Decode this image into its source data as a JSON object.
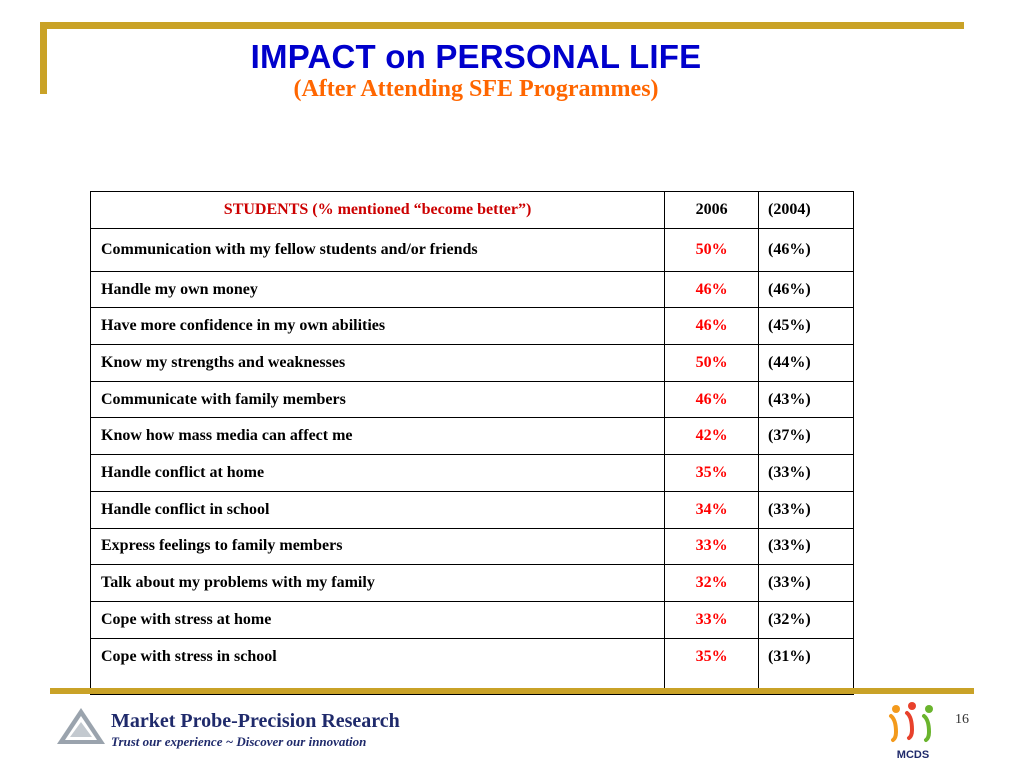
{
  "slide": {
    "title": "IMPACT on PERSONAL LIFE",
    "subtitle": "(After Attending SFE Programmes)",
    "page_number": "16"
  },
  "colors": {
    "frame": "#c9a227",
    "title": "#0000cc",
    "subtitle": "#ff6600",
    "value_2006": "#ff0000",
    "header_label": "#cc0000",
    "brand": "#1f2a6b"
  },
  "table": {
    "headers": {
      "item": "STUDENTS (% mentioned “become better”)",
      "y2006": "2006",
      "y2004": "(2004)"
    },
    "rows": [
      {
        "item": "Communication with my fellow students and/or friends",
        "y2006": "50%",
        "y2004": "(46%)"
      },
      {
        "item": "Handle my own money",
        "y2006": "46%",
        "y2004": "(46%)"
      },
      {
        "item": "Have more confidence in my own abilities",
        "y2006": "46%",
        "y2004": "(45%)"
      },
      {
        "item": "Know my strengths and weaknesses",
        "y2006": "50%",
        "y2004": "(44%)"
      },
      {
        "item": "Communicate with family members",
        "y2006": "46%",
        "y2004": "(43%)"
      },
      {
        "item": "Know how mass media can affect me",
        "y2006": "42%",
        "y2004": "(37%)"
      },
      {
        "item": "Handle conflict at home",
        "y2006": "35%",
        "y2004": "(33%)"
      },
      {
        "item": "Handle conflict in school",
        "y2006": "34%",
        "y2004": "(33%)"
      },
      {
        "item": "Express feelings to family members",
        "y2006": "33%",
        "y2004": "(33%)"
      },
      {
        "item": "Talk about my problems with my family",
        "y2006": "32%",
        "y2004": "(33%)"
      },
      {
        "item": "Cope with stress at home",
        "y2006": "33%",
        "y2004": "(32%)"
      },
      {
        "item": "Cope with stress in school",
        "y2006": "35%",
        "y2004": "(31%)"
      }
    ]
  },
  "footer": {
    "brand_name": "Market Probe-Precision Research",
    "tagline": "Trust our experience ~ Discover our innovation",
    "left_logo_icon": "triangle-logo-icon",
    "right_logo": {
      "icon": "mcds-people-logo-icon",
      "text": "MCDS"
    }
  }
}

* * *

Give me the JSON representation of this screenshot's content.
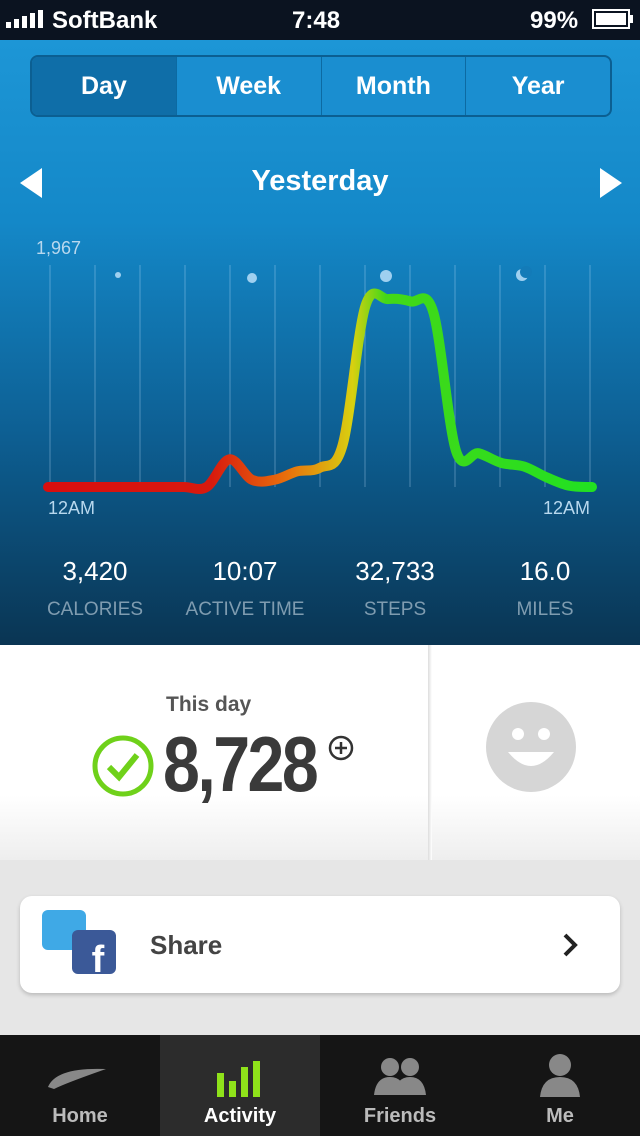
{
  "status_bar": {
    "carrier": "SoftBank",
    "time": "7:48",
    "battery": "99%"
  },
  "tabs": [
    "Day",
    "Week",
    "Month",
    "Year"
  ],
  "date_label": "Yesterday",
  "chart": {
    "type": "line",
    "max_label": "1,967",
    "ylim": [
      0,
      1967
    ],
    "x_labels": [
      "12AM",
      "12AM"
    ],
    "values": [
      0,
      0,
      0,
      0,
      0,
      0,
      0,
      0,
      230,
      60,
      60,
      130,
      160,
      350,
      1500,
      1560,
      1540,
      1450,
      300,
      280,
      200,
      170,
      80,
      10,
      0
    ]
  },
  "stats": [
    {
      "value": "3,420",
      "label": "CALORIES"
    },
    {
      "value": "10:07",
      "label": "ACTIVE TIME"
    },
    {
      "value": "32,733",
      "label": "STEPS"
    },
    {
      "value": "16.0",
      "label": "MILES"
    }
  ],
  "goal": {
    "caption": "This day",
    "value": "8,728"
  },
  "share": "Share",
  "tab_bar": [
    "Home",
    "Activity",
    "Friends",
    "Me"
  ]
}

• WHAT THE EXERCISE ASKS
Pick out the lines that contain "Cope" and copy them.

• WRITTEN ANSWER
        "item": "Cope with stress at home",
        "item": "Cope with stress in school",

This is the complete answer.